> **Exercise objective**: Wherever a line in the data below holds "true", copy that line.

[Stored data entries]
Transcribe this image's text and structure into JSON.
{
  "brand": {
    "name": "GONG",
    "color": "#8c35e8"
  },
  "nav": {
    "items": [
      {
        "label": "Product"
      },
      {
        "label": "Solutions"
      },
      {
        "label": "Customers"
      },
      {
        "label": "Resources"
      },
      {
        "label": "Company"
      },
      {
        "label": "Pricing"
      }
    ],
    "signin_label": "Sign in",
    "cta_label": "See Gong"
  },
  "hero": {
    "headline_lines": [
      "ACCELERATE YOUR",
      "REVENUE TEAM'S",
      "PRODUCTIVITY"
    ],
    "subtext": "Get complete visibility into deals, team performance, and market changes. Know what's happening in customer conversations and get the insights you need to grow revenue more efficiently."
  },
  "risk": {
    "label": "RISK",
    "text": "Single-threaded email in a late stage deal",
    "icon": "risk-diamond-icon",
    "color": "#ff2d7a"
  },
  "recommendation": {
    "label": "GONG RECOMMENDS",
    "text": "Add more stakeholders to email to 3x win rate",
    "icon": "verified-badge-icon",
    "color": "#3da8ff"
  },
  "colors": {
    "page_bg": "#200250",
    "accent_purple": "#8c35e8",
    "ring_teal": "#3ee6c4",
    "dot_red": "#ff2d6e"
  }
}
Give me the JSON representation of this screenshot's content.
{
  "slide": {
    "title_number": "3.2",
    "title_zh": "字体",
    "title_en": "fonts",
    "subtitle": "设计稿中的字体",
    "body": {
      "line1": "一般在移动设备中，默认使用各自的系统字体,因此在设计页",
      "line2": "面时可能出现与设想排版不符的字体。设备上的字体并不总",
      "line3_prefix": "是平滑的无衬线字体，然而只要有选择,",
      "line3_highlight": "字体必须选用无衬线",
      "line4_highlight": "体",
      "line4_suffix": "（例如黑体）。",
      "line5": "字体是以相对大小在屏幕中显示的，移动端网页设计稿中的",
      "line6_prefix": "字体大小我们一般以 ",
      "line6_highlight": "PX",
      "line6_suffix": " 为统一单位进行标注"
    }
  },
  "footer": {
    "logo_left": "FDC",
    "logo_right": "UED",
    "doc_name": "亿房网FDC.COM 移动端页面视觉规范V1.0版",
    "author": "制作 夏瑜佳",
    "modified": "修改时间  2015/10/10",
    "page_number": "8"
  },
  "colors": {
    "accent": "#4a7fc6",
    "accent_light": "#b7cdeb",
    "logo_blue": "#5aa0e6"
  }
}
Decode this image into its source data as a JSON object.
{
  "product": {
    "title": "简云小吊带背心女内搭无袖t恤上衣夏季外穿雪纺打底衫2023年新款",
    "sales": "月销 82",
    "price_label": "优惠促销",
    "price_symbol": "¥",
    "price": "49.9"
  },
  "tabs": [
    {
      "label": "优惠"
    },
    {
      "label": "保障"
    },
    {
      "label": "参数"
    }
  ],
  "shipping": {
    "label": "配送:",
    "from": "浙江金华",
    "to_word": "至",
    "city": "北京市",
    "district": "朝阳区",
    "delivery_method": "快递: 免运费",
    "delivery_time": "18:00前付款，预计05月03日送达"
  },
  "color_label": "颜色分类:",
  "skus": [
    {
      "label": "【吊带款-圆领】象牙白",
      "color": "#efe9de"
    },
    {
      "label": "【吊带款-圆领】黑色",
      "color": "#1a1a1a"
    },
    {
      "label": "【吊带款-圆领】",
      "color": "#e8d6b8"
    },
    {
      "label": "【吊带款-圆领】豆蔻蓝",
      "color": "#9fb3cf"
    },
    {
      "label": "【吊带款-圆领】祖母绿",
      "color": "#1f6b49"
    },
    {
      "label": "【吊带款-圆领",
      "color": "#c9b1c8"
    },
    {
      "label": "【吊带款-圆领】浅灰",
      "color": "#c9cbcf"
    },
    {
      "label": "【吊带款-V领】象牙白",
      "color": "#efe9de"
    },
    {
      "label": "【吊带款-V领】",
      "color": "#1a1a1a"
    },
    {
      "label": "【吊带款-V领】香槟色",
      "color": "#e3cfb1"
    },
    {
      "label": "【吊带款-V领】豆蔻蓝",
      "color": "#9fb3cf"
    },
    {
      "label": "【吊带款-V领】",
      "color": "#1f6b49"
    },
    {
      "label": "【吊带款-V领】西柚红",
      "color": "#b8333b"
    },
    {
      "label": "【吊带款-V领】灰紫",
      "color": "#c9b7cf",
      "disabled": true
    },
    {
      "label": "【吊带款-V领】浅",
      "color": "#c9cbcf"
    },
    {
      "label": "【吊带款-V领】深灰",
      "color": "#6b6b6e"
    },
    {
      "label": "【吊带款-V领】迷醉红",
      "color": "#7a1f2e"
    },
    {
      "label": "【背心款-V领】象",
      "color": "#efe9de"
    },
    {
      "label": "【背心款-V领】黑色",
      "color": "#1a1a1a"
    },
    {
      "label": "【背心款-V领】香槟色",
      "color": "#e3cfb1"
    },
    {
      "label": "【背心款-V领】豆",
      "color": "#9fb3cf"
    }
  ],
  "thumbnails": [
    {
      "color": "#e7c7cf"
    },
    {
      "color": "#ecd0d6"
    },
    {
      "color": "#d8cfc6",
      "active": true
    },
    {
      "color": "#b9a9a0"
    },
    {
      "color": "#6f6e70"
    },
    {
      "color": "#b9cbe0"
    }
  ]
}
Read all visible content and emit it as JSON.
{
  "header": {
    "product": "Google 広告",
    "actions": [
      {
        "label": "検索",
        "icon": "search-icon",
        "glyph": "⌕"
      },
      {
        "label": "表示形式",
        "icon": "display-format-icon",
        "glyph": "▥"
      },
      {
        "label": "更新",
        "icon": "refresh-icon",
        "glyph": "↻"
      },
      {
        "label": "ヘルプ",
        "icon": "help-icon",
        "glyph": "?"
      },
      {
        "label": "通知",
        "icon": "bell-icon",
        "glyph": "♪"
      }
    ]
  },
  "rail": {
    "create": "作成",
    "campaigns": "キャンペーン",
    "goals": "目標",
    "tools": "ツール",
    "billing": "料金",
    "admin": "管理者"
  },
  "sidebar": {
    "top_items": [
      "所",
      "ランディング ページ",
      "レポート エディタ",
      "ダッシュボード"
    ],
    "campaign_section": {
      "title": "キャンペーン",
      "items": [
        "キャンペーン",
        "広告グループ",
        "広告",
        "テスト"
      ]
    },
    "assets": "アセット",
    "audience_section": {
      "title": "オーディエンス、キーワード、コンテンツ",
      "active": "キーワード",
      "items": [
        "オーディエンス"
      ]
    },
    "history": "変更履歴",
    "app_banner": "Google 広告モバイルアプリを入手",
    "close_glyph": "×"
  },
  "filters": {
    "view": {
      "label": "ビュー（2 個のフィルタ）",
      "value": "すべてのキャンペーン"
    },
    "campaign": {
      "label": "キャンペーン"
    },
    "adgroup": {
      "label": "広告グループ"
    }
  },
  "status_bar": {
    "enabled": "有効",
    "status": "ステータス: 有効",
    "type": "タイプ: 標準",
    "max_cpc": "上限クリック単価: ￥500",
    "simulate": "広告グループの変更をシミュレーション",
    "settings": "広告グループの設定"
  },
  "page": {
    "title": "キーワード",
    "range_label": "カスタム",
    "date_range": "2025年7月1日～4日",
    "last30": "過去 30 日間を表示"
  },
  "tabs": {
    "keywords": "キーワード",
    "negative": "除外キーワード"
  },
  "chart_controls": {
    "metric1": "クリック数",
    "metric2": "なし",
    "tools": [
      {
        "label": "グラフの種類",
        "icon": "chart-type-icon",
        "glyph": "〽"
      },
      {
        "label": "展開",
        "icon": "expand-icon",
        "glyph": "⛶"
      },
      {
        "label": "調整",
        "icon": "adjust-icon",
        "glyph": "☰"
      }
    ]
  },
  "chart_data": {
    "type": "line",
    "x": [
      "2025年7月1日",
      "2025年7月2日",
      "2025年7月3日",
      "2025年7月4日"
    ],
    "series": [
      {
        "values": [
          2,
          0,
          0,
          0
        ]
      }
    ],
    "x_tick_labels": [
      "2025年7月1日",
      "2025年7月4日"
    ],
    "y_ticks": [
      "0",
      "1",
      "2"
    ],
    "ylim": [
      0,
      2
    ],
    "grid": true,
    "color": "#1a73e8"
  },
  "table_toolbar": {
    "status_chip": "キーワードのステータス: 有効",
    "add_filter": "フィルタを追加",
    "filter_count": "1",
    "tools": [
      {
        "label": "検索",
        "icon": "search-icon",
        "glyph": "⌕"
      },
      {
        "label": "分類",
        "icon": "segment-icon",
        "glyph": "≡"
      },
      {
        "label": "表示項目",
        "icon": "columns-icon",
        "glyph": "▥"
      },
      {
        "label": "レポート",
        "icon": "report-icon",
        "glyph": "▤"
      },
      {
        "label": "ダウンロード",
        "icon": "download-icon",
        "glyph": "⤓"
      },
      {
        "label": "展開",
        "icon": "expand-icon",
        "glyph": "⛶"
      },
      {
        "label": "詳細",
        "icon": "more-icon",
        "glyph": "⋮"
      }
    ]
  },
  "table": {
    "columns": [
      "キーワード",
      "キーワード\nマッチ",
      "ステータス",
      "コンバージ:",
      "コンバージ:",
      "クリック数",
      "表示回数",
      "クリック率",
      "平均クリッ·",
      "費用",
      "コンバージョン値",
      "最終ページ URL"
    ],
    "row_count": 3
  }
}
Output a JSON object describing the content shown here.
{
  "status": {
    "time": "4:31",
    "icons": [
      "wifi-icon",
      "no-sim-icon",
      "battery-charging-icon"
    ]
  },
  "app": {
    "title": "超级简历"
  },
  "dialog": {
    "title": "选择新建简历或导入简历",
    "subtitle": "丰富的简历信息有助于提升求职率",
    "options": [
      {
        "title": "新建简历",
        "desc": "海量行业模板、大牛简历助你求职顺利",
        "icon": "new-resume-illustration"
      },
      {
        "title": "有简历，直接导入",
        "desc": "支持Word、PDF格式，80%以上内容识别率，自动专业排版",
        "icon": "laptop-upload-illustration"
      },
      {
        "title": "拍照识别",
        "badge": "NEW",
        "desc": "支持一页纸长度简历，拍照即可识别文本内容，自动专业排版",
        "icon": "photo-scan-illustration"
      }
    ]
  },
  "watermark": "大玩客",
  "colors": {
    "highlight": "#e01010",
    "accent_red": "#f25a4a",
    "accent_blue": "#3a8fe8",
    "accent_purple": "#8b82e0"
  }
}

> **Solution to this problem**:
      "disabled": true
      "active": true
    "grid": true,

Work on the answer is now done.